▶ _Aim of the task_
Read the lines below. Copy out any that hold the string "document".

▶ _Stored records_

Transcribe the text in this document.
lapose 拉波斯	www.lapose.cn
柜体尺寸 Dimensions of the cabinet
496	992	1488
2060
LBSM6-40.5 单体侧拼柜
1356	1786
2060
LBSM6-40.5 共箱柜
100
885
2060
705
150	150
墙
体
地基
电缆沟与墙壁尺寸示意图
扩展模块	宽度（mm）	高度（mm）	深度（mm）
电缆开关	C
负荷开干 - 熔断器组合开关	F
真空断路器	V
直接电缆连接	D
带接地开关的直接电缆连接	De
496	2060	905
* * *
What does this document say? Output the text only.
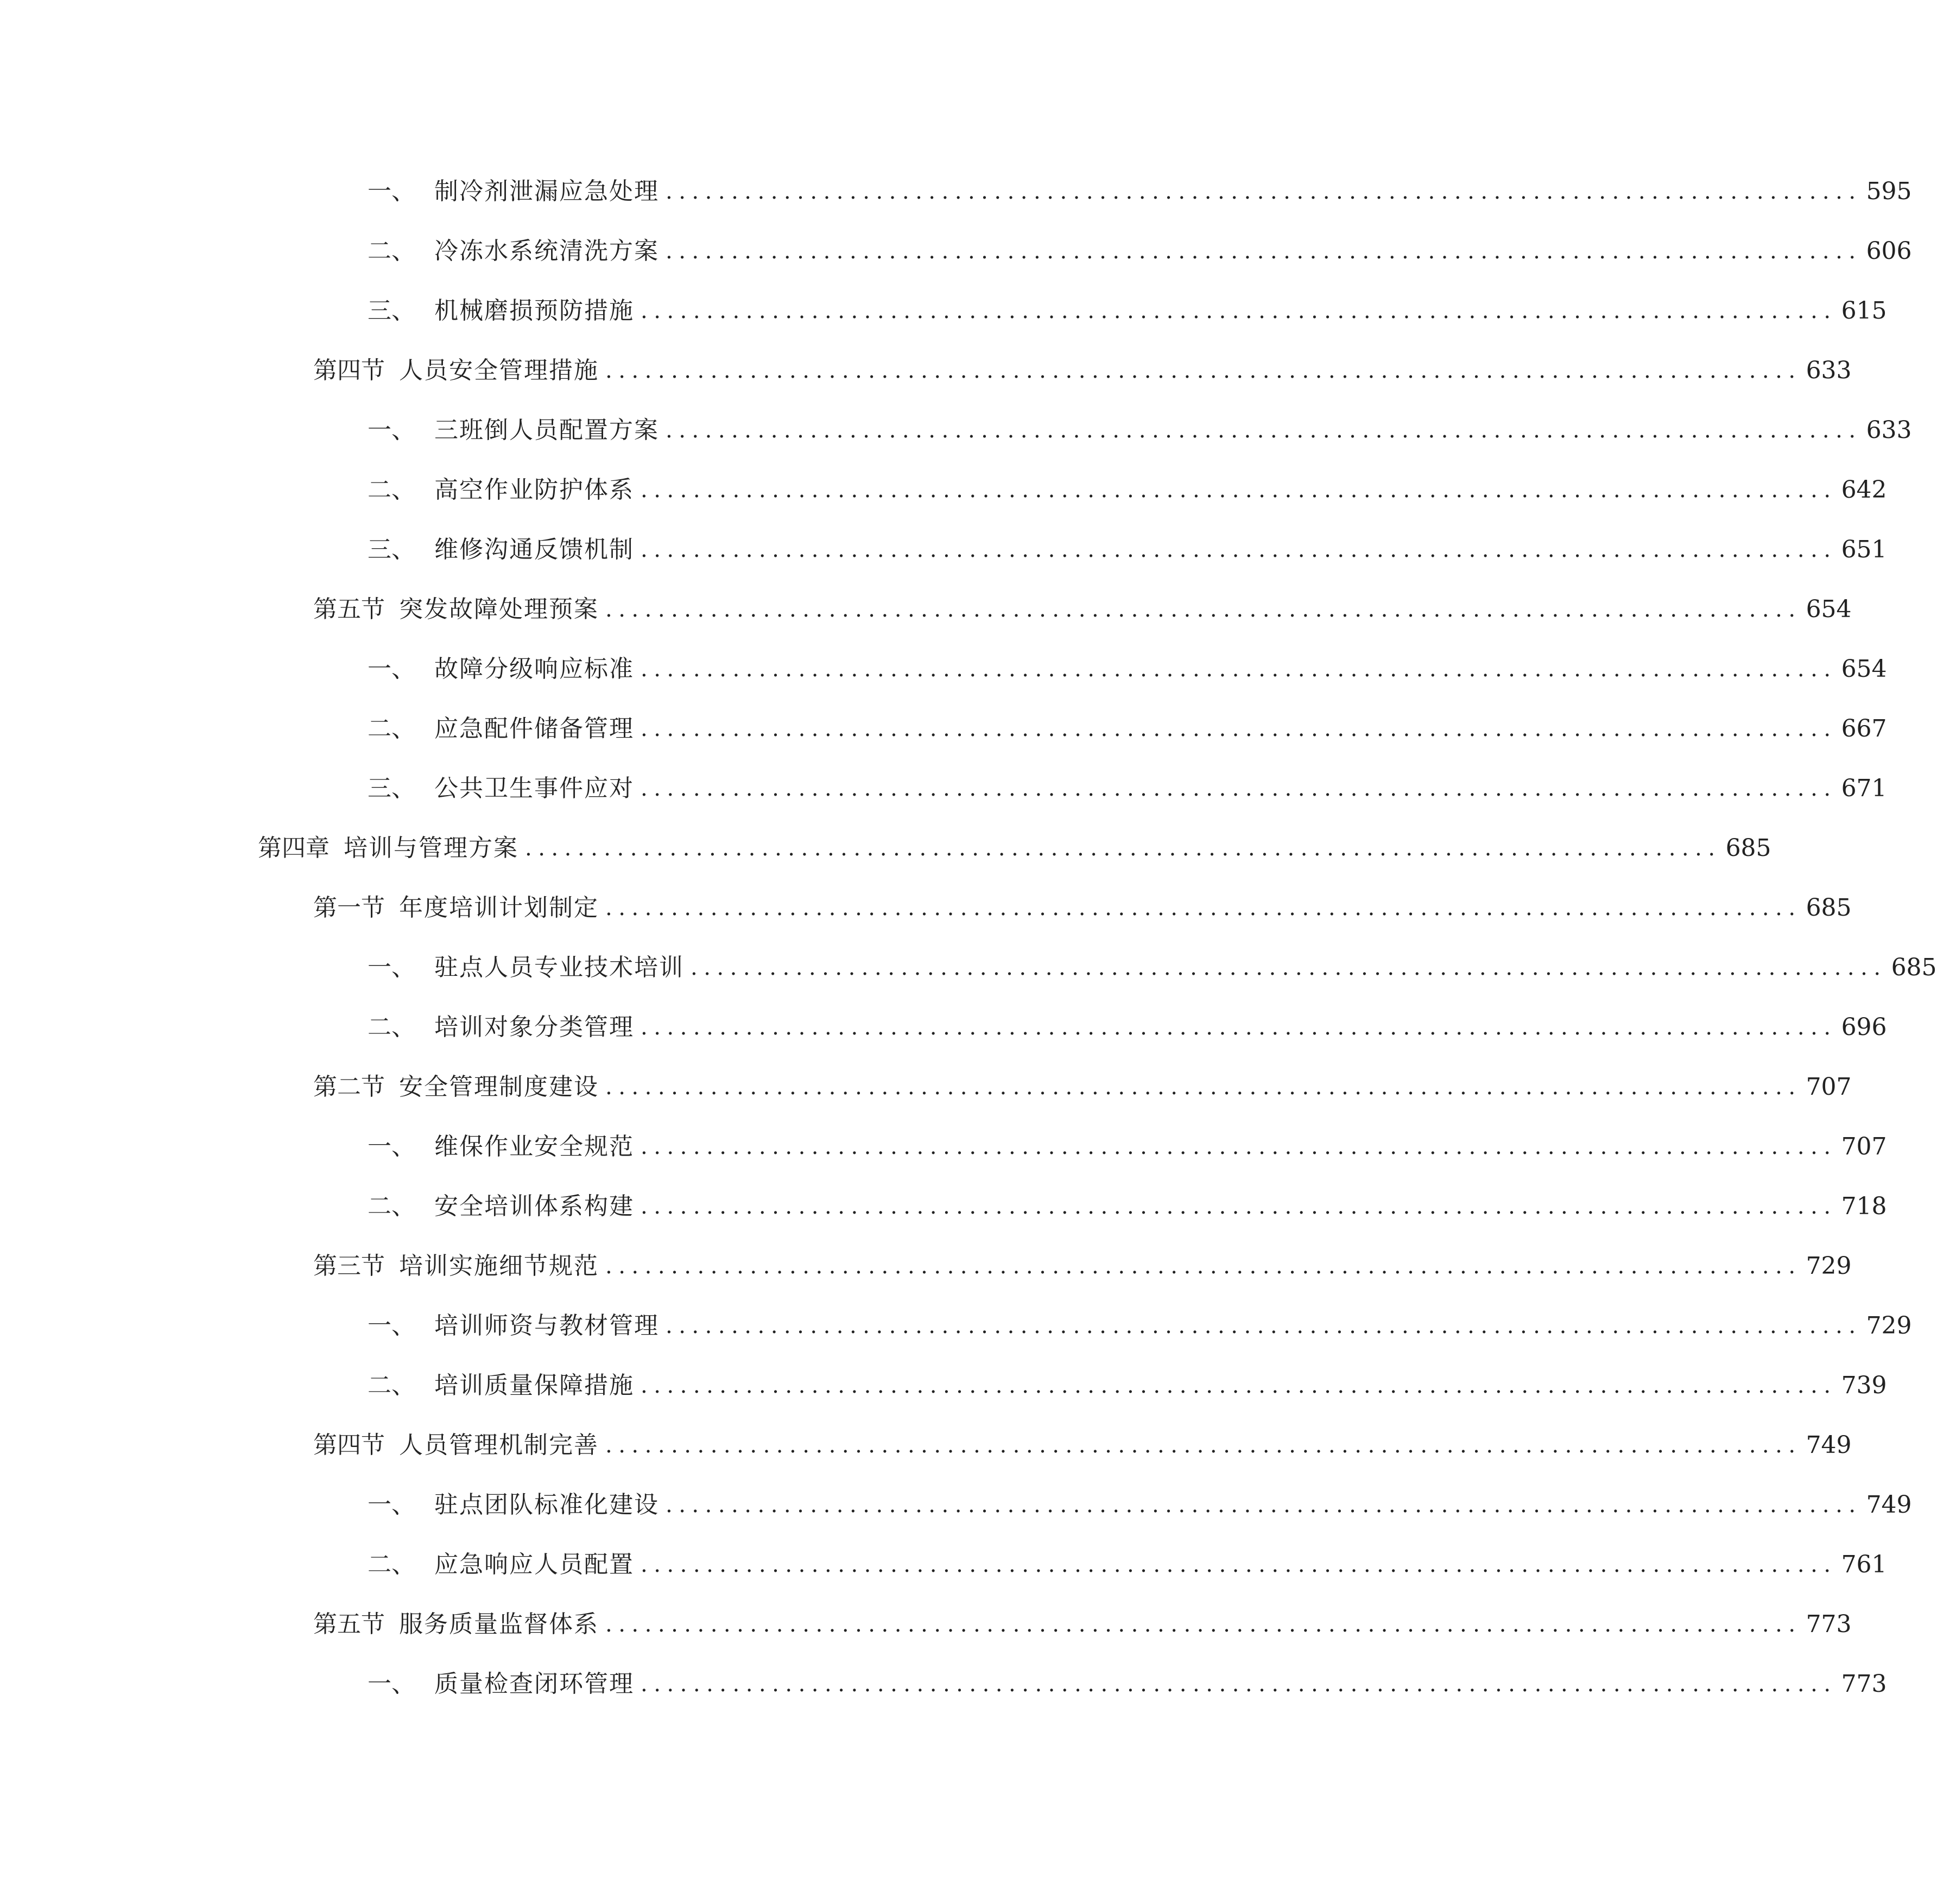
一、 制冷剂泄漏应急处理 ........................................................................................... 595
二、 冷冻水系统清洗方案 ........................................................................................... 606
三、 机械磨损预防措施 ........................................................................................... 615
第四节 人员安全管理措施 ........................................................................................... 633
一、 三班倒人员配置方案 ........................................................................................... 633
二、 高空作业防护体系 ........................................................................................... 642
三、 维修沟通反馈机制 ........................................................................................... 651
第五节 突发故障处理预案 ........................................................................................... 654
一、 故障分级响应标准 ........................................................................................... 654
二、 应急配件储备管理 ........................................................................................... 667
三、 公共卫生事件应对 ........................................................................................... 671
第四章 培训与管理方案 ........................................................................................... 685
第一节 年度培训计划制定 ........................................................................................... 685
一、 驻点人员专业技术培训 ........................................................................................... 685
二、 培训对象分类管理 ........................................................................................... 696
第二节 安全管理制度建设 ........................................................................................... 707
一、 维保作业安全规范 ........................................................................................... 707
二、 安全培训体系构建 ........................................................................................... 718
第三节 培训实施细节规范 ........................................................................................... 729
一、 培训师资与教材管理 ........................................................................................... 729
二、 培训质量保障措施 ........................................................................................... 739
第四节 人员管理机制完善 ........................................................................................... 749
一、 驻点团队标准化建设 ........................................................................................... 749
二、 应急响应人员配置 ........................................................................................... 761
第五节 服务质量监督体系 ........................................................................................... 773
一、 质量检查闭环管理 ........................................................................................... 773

▶ _Exercise answer_
Transcribe the text in this document.
What does this document say? Output the text only.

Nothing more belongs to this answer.